==== Document passage

CONTACT: GEORGE MCCRORY
100 Old Public Library
Iowa City IA 52242
(319) 384-0012; fax (319) 384-0024
Release: Aug. 30, 2000
UI management sciences team wins data mining competition
IOWA CITY, Iowa -- What kinds of people are likely to buy insurance policies
for their trailers? The answer, submitted by assistant professor Nick Street
and Ph.D. candidate YongSeog Kim of the University of Iowa Henry B. Tippie
College of Business, helped the Iowa researchers win the CoIL Challenge, an
international data mining competition.
Street and Kim of the college's department of management sciences won the
description category of the CoIL Challenge, which was created to promote the
application of data mining technology to real world problems. Data mining
is a process of identifying valid and potentially useful patterns of information
drawn from a large volume of data and is being used by companies to make informed
decisions that affect the bottom line.
The competition consisted of two tasks derived from a Dutch insurance company's
direct marketing data. One was to predict which customers would be interested
in the policy, based on 86 variables including product usage data and socio-demographic
data derived from postal codes. The other was to describe why customers have
such a policy and how these customers are different from other people.

========
==== Data lines

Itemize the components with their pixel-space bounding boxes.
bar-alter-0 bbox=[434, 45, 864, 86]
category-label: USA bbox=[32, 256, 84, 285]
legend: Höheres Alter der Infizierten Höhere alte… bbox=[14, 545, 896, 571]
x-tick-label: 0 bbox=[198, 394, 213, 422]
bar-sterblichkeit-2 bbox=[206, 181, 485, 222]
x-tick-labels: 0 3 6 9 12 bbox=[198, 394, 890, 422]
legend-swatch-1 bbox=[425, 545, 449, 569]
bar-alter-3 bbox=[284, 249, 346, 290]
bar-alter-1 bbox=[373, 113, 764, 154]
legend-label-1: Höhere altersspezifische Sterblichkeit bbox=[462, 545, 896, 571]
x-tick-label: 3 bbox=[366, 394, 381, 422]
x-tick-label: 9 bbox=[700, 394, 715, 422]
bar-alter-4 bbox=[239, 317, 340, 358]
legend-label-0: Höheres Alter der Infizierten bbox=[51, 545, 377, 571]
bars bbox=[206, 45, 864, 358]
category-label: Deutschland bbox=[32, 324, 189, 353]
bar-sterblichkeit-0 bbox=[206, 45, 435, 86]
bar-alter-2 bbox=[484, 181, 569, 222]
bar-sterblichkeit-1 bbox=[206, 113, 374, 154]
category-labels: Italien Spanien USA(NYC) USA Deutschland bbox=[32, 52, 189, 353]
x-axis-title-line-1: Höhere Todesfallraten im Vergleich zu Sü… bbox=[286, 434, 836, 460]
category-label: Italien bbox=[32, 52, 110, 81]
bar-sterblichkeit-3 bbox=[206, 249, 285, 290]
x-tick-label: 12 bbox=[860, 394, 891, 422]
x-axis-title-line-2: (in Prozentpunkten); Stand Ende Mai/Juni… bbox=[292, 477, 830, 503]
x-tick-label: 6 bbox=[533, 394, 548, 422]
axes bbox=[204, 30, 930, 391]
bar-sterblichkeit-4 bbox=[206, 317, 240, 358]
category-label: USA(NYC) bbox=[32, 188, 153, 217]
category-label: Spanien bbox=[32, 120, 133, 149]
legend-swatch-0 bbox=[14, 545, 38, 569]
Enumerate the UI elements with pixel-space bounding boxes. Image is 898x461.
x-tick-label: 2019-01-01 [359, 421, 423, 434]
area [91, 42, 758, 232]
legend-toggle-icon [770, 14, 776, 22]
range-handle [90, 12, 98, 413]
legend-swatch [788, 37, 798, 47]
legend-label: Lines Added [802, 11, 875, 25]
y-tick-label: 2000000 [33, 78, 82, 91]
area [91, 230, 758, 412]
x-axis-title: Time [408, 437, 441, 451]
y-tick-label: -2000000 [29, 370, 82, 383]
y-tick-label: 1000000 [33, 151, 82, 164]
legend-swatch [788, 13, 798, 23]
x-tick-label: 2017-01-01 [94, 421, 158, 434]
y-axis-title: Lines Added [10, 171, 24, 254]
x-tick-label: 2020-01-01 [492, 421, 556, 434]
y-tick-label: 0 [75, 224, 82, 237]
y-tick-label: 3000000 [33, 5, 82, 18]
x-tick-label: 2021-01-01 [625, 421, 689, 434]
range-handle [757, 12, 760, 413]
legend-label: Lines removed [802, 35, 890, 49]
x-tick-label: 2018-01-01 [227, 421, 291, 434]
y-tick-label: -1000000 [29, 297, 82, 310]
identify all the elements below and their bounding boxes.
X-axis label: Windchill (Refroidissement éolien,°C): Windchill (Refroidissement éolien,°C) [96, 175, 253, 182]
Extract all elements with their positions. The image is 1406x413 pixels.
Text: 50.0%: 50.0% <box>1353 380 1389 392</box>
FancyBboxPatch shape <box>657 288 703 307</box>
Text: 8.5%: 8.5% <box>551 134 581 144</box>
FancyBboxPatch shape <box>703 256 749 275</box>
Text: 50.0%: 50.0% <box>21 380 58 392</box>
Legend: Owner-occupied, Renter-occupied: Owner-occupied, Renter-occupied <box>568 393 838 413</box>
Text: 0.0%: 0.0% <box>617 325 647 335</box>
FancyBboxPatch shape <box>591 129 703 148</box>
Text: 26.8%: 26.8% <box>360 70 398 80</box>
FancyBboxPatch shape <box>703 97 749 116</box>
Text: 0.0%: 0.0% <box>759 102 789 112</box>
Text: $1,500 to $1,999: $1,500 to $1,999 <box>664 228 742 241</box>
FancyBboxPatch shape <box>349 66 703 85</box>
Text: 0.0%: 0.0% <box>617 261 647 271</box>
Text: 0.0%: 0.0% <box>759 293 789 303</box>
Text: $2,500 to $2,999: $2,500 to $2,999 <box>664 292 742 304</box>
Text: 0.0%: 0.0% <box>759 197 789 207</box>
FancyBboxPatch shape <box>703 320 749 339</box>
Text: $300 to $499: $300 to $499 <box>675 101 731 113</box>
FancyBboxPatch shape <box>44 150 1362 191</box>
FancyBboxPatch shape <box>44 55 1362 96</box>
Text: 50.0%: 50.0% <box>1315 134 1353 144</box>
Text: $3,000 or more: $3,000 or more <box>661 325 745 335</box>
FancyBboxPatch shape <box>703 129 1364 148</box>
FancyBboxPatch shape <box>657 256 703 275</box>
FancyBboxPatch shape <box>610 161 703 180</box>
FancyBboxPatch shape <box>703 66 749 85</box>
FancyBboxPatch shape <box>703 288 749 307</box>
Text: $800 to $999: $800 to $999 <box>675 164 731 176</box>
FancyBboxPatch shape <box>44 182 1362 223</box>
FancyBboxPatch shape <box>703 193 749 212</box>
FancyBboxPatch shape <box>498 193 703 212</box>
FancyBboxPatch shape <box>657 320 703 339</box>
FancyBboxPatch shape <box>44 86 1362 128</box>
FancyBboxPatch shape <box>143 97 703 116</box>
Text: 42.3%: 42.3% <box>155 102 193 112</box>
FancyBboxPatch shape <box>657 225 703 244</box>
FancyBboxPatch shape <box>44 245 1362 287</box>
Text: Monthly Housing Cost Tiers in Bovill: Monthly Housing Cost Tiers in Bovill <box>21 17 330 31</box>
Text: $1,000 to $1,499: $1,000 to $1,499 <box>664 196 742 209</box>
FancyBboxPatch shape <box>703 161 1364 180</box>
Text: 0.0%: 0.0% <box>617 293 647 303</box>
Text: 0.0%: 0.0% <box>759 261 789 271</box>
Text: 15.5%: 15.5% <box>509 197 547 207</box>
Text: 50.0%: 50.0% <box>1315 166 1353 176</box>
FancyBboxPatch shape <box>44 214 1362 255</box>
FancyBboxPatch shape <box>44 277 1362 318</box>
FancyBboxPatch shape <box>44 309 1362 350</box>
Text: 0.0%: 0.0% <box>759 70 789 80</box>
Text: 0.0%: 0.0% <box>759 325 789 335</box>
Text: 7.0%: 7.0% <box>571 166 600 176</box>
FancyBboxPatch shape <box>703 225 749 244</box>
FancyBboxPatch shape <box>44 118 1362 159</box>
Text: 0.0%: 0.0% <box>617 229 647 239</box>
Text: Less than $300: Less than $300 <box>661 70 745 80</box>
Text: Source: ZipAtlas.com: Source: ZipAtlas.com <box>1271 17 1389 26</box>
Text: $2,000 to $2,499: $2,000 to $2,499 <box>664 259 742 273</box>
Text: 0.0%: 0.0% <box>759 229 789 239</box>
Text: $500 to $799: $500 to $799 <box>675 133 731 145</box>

========

*Problem to solve*:
Name every person the press release lists as its contact or as a competition winner, and give the role or title it assigns to each. The entries are separate material and have no connection to the press release.

*Exercise output*:
- George McCrory: contact
- Nick Street: assistant professor
- YongSeog Kim: Ph.D. candidate